PROVIDED DATA =

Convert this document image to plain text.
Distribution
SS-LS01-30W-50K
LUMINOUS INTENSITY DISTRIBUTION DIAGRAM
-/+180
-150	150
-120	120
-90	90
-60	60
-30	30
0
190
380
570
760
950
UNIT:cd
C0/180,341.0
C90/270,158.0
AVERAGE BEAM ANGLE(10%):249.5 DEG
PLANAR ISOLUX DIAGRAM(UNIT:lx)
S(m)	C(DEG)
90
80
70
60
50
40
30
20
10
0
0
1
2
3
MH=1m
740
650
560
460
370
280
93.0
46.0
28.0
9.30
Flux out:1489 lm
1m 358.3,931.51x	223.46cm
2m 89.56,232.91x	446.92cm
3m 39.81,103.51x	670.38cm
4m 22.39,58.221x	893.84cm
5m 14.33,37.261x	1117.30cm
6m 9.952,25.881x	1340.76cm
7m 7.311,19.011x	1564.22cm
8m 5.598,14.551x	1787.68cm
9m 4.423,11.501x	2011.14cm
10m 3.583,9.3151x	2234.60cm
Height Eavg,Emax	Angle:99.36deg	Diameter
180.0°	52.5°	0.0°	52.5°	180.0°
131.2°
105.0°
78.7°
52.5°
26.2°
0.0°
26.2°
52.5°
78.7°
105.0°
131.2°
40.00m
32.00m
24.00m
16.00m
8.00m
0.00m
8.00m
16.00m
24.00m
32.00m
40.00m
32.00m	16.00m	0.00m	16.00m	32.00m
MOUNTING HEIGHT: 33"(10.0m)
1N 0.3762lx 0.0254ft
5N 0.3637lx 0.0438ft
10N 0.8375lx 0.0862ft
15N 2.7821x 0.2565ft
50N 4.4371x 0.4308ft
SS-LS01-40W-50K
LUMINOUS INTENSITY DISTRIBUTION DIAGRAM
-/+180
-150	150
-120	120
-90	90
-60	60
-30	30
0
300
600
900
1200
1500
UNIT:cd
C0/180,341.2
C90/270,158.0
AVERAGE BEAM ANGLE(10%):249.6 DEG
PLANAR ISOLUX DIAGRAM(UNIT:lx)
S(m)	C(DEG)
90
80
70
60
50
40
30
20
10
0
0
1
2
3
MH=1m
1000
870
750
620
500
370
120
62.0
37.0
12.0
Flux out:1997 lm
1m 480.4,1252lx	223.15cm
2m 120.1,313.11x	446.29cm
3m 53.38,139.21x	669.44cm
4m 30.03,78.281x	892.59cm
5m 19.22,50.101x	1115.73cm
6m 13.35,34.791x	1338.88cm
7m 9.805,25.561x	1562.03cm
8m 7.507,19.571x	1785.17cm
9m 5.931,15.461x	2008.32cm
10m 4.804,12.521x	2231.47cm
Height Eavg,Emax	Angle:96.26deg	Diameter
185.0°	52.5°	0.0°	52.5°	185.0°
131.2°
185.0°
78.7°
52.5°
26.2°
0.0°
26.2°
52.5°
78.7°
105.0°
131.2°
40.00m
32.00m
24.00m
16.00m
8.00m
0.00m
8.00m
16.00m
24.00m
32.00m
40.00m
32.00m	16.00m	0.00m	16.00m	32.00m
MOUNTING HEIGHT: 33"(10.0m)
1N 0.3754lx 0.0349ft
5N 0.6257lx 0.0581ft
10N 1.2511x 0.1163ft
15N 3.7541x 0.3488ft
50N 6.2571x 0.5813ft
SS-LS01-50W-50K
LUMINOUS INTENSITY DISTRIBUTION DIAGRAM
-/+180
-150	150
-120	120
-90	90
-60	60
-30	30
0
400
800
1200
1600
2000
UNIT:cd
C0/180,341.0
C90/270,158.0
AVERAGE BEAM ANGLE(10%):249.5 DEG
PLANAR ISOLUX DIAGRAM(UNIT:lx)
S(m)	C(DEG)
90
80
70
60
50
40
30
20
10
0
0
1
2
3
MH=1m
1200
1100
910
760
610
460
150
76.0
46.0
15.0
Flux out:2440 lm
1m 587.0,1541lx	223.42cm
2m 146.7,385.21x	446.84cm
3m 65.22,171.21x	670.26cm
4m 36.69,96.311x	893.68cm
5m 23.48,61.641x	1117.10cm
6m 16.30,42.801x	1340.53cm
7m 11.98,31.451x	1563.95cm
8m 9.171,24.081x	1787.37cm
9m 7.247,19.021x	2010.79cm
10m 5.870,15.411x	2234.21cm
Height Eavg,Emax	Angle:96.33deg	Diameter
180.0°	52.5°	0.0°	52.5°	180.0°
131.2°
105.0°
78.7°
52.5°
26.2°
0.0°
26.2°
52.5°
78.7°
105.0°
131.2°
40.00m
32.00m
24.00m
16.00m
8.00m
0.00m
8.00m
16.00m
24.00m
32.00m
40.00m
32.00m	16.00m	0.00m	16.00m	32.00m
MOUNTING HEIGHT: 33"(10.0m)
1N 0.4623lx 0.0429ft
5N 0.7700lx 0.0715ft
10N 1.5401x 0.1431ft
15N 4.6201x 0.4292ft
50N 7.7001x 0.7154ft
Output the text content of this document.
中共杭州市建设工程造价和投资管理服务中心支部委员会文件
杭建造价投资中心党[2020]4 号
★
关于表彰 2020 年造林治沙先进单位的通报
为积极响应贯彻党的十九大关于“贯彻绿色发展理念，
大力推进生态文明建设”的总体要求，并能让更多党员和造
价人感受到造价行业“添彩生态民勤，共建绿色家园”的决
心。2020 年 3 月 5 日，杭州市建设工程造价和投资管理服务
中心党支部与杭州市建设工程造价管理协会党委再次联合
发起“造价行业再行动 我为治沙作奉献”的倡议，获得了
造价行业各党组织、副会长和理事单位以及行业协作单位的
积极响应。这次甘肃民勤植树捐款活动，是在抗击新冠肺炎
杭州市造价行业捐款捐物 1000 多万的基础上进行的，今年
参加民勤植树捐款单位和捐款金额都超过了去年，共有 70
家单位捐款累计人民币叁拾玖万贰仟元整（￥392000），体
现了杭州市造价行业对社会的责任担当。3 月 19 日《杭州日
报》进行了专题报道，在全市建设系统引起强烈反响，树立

WRITTEN EXERCISE = Reproduce the listing above verbatim, from first line to last.

EXERCISE OUTPUT =
Convert this document image to plain text.
Distribution
SS-LS01-30W-50K
LUMINOUS INTENSITY DISTRIBUTION DIAGRAM
-/+180
-150	150
-120	120
-90	90
-60	60
-30	30
0
190
380
570
760
950
UNIT:cd
C0/180,341.0
C90/270,158.0
AVERAGE BEAM ANGLE(10%):249.5 DEG
PLANAR ISOLUX DIAGRAM(UNIT:lx)
S(m)	C(DEG)
90
80
70
60
50
40
30
20
10
0
0
1
2
3
MH=1m
740
650
560
460
370
280
93.0
46.0
28.0
9.30
Flux out:1489 lm
1m 358.3,931.51x	223.46cm
2m 89.56,232.91x	446.92cm
3m 39.81,103.51x	670.38cm
4m 22.39,58.221x	893.84cm
5m 14.33,37.261x	1117.30cm
6m 9.952,25.881x	1340.76cm
7m 7.311,19.011x	1564.22cm
8m 5.598,14.551x	1787.68cm
9m 4.423,11.501x	2011.14cm
10m 3.583,9.3151x	2234.60cm
Height Eavg,Emax	Angle:99.36deg	Diameter
180.0°	52.5°	0.0°	52.5°	180.0°
131.2°
105.0°
78.7°
52.5°
26.2°
0.0°
26.2°
52.5°
78.7°
105.0°
131.2°
40.00m
32.00m
24.00m
16.00m
8.00m
0.00m
8.00m
16.00m
24.00m
32.00m
40.00m
32.00m	16.00m	0.00m	16.00m	32.00m
MOUNTING HEIGHT: 33"(10.0m)
1N 0.3762lx 0.0254ft
5N 0.3637lx 0.0438ft
10N 0.8375lx 0.0862ft
15N 2.7821x 0.2565ft
50N 4.4371x 0.4308ft
SS-LS01-40W-50K
LUMINOUS INTENSITY DISTRIBUTION DIAGRAM
-/+180
-150	150
-120	120
-90	90
-60	60
-30	30
0
300
600
900
1200
1500
UNIT:cd
C0/180,341.2
C90/270,158.0
AVERAGE BEAM ANGLE(10%):249.6 DEG
PLANAR ISOLUX DIAGRAM(UNIT:lx)
S(m)	C(DEG)
90
80
70
60
50
40
30
20
10
0
0
1
2
3
MH=1m
1000
870
750
620
500
370
120
62.0
37.0
12.0
Flux out:1997 lm
1m 480.4,1252lx	223.15cm
2m 120.1,313.11x	446.29cm
3m 53.38,139.21x	669.44cm
4m 30.03,78.281x	892.59cm
5m 19.22,50.101x	1115.73cm
6m 13.35,34.791x	1338.88cm
7m 9.805,25.561x	1562.03cm
8m 7.507,19.571x	1785.17cm
9m 5.931,15.461x	2008.32cm
10m 4.804,12.521x	2231.47cm
Height Eavg,Emax	Angle:96.26deg	Diameter
185.0°	52.5°	0.0°	52.5°	185.0°
131.2°
185.0°
78.7°
52.5°
26.2°
0.0°
26.2°
52.5°
78.7°
105.0°
131.2°
40.00m
32.00m
24.00m
16.00m
8.00m
0.00m
8.00m
16.00m
24.00m
32.00m
40.00m
32.00m	16.00m	0.00m	16.00m	32.00m
MOUNTING HEIGHT: 33"(10.0m)
1N 0.3754lx 0.0349ft
5N 0.6257lx 0.0581ft
10N 1.2511x 0.1163ft
15N 3.7541x 0.3488ft
50N 6.2571x 0.5813ft
SS-LS01-50W-50K
LUMINOUS INTENSITY DISTRIBUTION DIAGRAM
-/+180
-150	150
-120	120
-90	90
-60	60
-30	30
0
400
800
1200
1600
2000
UNIT:cd
C0/180,341.0
C90/270,158.0
AVERAGE BEAM ANGLE(10%):249.5 DEG
PLANAR ISOLUX DIAGRAM(UNIT:lx)
S(m)	C(DEG)
90
80
70
60
50
40
30
20
10
0
0
1
2
3
MH=1m
1200
1100
910
760
610
460
150
76.0
46.0
15.0
Flux out:2440 lm
1m 587.0,1541lx	223.42cm
2m 146.7,385.21x	446.84cm
3m 65.22,171.21x	670.26cm
4m 36.69,96.311x	893.68cm
5m 23.48,61.641x	1117.10cm
6m 16.30,42.801x	1340.53cm
7m 11.98,31.451x	1563.95cm
8m 9.171,24.081x	1787.37cm
9m 7.247,19.021x	2010.79cm
10m 5.870,15.411x	2234.21cm
Height Eavg,Emax	Angle:96.33deg	Diameter
180.0°	52.5°	0.0°	52.5°	180.0°
131.2°
105.0°
78.7°
52.5°
26.2°
0.0°
26.2°
52.5°
78.7°
105.0°
131.2°
40.00m
32.00m
24.00m
16.00m
8.00m
0.00m
8.00m
16.00m
24.00m
32.00m
40.00m
32.00m	16.00m	0.00m	16.00m	32.00m
MOUNTING HEIGHT: 33"(10.0m)
1N 0.4623lx 0.0429ft
5N 0.7700lx 0.0715ft
10N 1.5401x 0.1431ft
15N 4.6201x 0.4292ft
50N 7.7001x 0.7154ft
Output the text content of this document.
中共杭州市建设工程造价和投资管理服务中心支部委员会文件
杭建造价投资中心党[2020]4 号
★
关于表彰 2020 年造林治沙先进单位的通报
为积极响应贯彻党的十九大关于“贯彻绿色发展理念，
大力推进生态文明建设”的总体要求，并能让更多党员和造
价人感受到造价行业“添彩生态民勤，共建绿色家园”的决
心。2020 年 3 月 5 日，杭州市建设工程造价和投资管理服务
中心党支部与杭州市建设工程造价管理协会党委再次联合
发起“造价行业再行动 我为治沙作奉献”的倡议，获得了
造价行业各党组织、副会长和理事单位以及行业协作单位的
积极响应。这次甘肃民勤植树捐款活动，是在抗击新冠肺炎
杭州市造价行业捐款捐物 1000 多万的基础上进行的，今年
参加民勤植树捐款单位和捐款金额都超过了去年，共有 70
家单位捐款累计人民币叁拾玖万贰仟元整（￥392000），体
现了杭州市造价行业对社会的责任担当。3 月 19 日《杭州日
报》进行了专题报道，在全市建设系统引起强烈反响，树立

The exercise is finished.